* [The problem] Check each line of the listing for the string "JSON", then state how many lines have it. Only the number is wanted.

* [Data excerpts]
--- --- ---

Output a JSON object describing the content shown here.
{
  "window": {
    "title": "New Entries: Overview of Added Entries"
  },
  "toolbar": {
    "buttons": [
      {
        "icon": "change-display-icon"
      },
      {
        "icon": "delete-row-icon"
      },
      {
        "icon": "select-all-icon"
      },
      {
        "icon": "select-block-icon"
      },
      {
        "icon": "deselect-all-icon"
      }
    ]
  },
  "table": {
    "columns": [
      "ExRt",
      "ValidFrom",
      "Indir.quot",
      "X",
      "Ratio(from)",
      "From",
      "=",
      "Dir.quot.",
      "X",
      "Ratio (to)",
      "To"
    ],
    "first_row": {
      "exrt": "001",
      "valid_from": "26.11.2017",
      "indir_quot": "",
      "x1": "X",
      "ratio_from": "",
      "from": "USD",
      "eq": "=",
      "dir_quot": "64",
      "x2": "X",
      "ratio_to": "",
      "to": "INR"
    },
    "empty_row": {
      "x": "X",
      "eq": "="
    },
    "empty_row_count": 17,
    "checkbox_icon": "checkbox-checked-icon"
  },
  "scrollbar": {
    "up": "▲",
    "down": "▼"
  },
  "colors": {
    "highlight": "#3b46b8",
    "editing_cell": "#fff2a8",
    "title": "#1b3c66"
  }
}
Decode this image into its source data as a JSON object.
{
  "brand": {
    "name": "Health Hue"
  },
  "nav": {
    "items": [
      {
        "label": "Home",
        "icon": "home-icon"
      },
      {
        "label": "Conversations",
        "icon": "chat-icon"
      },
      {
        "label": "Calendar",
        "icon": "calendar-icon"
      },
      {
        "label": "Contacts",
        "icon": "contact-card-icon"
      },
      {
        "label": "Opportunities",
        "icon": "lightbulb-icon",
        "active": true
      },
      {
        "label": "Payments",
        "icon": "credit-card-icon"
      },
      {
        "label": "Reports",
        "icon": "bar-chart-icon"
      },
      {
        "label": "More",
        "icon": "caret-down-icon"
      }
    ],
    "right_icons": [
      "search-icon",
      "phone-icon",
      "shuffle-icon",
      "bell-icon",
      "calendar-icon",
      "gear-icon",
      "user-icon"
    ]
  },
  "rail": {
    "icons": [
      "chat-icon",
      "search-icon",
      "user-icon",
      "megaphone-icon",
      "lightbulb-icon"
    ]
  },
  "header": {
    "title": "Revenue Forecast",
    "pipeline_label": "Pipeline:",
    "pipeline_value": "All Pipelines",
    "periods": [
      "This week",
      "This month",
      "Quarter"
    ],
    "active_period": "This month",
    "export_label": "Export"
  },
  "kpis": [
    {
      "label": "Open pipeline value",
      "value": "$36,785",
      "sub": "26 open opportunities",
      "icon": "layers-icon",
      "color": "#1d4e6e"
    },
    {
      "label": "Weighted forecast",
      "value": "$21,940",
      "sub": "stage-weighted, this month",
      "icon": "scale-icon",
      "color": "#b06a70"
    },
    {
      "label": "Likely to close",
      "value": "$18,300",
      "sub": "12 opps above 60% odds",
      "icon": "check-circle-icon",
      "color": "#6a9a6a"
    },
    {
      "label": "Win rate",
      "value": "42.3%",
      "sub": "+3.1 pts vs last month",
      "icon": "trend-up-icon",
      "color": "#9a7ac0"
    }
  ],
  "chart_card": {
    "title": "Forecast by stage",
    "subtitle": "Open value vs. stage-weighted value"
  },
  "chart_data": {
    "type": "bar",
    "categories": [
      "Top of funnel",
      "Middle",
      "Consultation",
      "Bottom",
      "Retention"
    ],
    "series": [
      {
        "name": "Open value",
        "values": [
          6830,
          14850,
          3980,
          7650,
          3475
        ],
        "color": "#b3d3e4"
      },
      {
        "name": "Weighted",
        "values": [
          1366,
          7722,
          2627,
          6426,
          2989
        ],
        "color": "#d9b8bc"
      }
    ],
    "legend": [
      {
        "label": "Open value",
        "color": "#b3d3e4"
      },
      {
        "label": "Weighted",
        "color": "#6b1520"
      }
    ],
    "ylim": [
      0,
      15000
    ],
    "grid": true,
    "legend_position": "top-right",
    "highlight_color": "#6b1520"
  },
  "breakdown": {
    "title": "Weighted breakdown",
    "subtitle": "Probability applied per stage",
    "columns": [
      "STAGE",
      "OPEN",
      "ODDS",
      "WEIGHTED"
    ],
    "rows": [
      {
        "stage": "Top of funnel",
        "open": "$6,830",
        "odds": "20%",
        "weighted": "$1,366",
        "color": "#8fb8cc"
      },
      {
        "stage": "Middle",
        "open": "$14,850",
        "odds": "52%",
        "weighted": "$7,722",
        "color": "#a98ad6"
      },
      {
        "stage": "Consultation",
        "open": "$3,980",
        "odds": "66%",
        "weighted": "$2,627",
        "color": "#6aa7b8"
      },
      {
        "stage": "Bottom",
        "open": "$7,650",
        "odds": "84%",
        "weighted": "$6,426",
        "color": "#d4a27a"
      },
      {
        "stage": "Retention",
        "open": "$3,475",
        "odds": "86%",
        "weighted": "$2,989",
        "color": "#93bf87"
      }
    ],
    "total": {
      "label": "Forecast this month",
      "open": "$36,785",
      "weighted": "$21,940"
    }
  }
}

--- --- ---

* [Task response] 2